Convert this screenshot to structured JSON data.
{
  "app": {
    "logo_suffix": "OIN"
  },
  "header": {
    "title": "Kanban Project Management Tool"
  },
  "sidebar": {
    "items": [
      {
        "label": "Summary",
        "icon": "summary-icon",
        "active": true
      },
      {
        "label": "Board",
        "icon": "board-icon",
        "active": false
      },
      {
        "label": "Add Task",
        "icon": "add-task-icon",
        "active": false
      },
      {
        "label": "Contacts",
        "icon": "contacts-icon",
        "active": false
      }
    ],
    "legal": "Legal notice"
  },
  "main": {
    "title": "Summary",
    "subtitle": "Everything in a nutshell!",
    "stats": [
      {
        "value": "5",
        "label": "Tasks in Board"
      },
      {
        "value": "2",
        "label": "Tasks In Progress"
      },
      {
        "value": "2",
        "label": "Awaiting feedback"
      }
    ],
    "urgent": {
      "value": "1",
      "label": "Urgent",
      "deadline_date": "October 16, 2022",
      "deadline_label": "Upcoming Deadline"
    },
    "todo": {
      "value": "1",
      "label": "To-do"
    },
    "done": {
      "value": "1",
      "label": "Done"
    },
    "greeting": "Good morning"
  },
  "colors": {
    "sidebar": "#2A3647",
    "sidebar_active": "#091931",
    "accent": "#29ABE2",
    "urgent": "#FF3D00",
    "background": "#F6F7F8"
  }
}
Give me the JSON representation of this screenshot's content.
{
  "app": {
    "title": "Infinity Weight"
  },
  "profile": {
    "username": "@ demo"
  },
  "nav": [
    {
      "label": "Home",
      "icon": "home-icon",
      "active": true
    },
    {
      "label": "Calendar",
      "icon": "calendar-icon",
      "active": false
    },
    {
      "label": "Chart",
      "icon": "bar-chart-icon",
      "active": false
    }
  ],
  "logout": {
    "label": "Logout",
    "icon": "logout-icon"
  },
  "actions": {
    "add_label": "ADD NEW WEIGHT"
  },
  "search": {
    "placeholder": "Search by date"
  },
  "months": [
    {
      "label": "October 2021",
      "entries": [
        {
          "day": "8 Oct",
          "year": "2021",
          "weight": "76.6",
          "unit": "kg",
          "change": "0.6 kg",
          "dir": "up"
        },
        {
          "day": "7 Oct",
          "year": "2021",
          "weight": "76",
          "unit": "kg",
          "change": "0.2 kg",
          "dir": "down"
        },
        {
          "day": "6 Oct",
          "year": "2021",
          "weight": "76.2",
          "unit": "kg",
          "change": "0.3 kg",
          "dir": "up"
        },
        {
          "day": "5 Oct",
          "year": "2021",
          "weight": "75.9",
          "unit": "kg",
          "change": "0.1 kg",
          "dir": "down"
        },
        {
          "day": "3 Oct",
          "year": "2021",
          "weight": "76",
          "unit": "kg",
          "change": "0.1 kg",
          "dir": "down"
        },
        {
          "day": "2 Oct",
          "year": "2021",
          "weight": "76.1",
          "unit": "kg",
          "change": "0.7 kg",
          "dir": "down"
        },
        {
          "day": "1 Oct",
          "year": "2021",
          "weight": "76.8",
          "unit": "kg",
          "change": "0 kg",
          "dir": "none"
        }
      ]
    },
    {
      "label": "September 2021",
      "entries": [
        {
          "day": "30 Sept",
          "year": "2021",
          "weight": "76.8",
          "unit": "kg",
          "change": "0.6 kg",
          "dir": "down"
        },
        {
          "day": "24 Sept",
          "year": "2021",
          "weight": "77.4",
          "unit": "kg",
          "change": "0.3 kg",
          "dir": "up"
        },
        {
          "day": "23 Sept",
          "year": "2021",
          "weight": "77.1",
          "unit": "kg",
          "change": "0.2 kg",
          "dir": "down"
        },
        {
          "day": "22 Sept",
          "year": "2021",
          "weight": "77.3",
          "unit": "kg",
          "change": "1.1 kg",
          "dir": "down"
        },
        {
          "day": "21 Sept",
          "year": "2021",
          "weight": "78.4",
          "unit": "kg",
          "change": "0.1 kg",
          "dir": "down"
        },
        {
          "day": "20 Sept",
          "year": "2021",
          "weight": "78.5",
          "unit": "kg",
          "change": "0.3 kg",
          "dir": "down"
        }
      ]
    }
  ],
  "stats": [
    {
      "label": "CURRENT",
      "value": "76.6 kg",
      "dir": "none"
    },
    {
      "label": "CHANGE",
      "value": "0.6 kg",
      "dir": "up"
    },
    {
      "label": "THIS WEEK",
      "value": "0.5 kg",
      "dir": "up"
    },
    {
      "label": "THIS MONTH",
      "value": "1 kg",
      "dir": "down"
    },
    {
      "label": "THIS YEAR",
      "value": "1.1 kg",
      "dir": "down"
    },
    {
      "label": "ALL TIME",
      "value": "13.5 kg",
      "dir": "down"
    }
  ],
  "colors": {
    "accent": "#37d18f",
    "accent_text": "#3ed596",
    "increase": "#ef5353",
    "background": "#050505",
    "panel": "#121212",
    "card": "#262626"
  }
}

— EXERCISE PROMPT —
Pull out every line of the entries that includes the word "October".

— PROBLEM SOLUTION —
      "deadline_date": "October 16, 2022",
      "label": "October 2021",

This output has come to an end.